- [Texte de l'exercice]:

-=-=-

Les chaussures dans le frigo ? Clés disparues ? Perdre le chemin vers sa propre chambre ? Ce sont là des situations souvent familières pour des personnes vivant avec des troubles neurocognitifs.
Alors que ces situations perturbent le quotidien, pourquoi ne pas prendre un autre regard – et une autre attitude – par rapport aux déficiences que vivent les personnes atteintes de démence ? L’humour peut alors agir comme un baume soulageant les souffrances du malade ainsi que celles des proches.
Rire avec et non pas sur les personnes atteintes de démence
Il peut parfois être surprenant, comment les personnes concernées expriment leur humour et de quoi elles peuvent rire. Ainsi, elles peuvent par exemple déformer ironiquement leur maladie en parlant d’ « Aïe-zheimer » ou de « Al-Zimmeur » ou en s’affirmant avec un clin d’œil auto-dérisoire « je suis parfois un peu décalé ».

-=-=-

Données enregistrées
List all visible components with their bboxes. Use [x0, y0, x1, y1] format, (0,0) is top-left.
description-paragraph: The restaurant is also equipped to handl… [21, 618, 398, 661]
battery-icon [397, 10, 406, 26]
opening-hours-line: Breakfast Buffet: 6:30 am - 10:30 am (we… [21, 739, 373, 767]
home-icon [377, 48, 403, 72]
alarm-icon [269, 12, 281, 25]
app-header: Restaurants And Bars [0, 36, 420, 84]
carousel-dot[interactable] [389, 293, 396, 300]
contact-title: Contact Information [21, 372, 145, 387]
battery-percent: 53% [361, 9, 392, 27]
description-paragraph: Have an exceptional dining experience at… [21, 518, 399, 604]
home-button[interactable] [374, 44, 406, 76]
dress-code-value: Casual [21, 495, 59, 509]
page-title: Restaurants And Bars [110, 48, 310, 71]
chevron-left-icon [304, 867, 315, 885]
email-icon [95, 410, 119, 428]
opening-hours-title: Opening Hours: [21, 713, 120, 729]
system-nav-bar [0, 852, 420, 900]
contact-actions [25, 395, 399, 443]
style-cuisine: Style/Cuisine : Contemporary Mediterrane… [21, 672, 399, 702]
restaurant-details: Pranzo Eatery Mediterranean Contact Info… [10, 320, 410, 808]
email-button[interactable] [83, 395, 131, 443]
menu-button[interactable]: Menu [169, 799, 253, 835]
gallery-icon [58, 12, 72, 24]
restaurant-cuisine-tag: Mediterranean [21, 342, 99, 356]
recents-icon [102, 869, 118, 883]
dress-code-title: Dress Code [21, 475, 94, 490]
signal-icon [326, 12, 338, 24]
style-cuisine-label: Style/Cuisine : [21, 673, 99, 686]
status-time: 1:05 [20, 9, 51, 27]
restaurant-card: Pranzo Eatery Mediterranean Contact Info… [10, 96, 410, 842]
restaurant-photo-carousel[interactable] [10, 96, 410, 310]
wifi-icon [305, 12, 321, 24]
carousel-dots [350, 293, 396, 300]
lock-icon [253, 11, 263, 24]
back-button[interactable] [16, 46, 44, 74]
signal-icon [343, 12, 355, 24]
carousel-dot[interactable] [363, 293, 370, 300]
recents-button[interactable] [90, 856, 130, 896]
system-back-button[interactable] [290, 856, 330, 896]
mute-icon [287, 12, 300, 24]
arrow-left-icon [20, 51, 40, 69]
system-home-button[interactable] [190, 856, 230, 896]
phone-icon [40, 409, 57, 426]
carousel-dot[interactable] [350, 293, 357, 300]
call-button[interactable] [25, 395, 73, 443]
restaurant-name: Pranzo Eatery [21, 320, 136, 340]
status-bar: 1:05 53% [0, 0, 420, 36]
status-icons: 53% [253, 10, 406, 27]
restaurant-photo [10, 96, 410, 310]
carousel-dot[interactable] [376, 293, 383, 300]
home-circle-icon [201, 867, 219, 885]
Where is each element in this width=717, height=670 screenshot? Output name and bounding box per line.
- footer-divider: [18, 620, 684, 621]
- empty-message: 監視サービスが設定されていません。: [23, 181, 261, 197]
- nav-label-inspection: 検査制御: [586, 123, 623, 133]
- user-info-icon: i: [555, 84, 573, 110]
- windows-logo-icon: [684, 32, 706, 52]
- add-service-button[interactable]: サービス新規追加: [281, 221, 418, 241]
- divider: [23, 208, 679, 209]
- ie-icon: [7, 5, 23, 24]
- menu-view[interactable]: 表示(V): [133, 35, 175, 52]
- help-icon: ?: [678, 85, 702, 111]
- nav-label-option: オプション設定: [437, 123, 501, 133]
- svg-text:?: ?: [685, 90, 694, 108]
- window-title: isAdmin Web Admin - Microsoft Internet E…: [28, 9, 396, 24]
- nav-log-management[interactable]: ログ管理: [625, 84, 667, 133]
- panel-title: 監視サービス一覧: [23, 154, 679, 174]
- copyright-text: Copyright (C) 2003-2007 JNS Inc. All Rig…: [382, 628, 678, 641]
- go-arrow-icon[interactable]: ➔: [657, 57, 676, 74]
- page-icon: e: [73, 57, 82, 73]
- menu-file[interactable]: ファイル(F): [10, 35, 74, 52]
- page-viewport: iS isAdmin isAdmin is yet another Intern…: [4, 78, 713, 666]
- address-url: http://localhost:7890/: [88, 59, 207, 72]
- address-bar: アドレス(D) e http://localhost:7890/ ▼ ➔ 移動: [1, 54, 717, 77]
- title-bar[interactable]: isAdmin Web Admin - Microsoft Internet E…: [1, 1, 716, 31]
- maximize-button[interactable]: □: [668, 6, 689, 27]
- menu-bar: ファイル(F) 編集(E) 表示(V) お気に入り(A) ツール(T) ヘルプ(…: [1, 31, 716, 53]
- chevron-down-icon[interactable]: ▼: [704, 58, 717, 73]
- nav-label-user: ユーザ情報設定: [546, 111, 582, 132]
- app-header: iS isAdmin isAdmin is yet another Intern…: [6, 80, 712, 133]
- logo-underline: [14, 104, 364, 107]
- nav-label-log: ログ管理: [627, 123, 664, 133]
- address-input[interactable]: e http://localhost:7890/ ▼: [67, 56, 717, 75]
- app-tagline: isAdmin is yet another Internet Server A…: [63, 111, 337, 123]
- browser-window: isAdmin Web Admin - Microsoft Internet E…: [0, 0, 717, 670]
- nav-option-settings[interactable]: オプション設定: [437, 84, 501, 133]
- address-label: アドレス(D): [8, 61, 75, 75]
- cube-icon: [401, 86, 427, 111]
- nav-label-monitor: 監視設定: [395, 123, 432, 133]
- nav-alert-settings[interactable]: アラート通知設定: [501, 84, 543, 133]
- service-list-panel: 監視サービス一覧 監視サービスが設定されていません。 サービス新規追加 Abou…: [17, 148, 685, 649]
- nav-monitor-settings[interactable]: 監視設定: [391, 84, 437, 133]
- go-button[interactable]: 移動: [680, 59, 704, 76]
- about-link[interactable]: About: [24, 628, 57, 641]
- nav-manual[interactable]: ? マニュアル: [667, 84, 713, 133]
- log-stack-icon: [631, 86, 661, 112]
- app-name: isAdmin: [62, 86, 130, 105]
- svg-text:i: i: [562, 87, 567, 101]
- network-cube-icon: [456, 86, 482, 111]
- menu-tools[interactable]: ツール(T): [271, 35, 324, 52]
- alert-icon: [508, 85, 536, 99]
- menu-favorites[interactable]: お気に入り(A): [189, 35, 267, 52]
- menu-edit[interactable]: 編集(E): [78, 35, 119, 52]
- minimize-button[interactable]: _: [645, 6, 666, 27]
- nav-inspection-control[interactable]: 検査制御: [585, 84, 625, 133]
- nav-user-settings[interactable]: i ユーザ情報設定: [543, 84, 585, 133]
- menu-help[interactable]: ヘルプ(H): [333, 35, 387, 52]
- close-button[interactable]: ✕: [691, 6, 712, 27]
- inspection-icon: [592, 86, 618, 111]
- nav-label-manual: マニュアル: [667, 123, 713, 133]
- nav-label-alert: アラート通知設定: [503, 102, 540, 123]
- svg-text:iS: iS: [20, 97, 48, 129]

-=-=-

- [Travail demandé]:
A. Recopiez, dans le texte sur l'humour et la démence, le passage qui va de « Les chaussures dans » jusqu'à « des troubles neurocognitifs. » inclus.
B. Énumérez les situations du quotidien que le texte sur l'humour et la démence cite dans ses questions d'ouverture.
C. Reprenez le texte sur l'humour et la démence et écrivez la suite après sa dernière phrase.

- [Réponses aux consignes]:
A.
Les chaussures dans le frigo ? Clés disparues ? Perdre le chemin vers sa propre chambre ? Ce sont là des situations souvent familières pour des personnes vivant avec des troubles neurocognitifs.

B. Les chaussures dans le frigo ; les clés disparues ; perdre le chemin vers sa propre chambre.

C.
Comprendre l’humour
La démence ne fait pas perdre l’humour, mais elle fait perdre une partie de la capacité cognitive nécessaire pour le saisir : plus la maladie progresse, plus les allusions en forme de clin d’œil (« Aujourd’hui vous êtes en forme comme piquée par une guêpe ! ») et les blagues à double sens, par exemple, ne sont plus comprises. Et comme les personnes atteintes de démence ont de plus en plus tendance à prendre le langage au pied de la lettre, elles comprennent souvent mal l’ironie ou les exagérations qui ne sont pas à prendre dans le sens littéral (« Vous êtes aussi tombé du lit ? ») et y réagissent avec amusement. En outre, les chances de succès augmentent si notre humour est également audible et visible : les personnes atteintes de démence ont plus de chances de réagir avec amusement si nous montrons que nous plaisantons par un sourire et le son de notre voix, un clin d’œil ou d’autres signaux de langage corporel.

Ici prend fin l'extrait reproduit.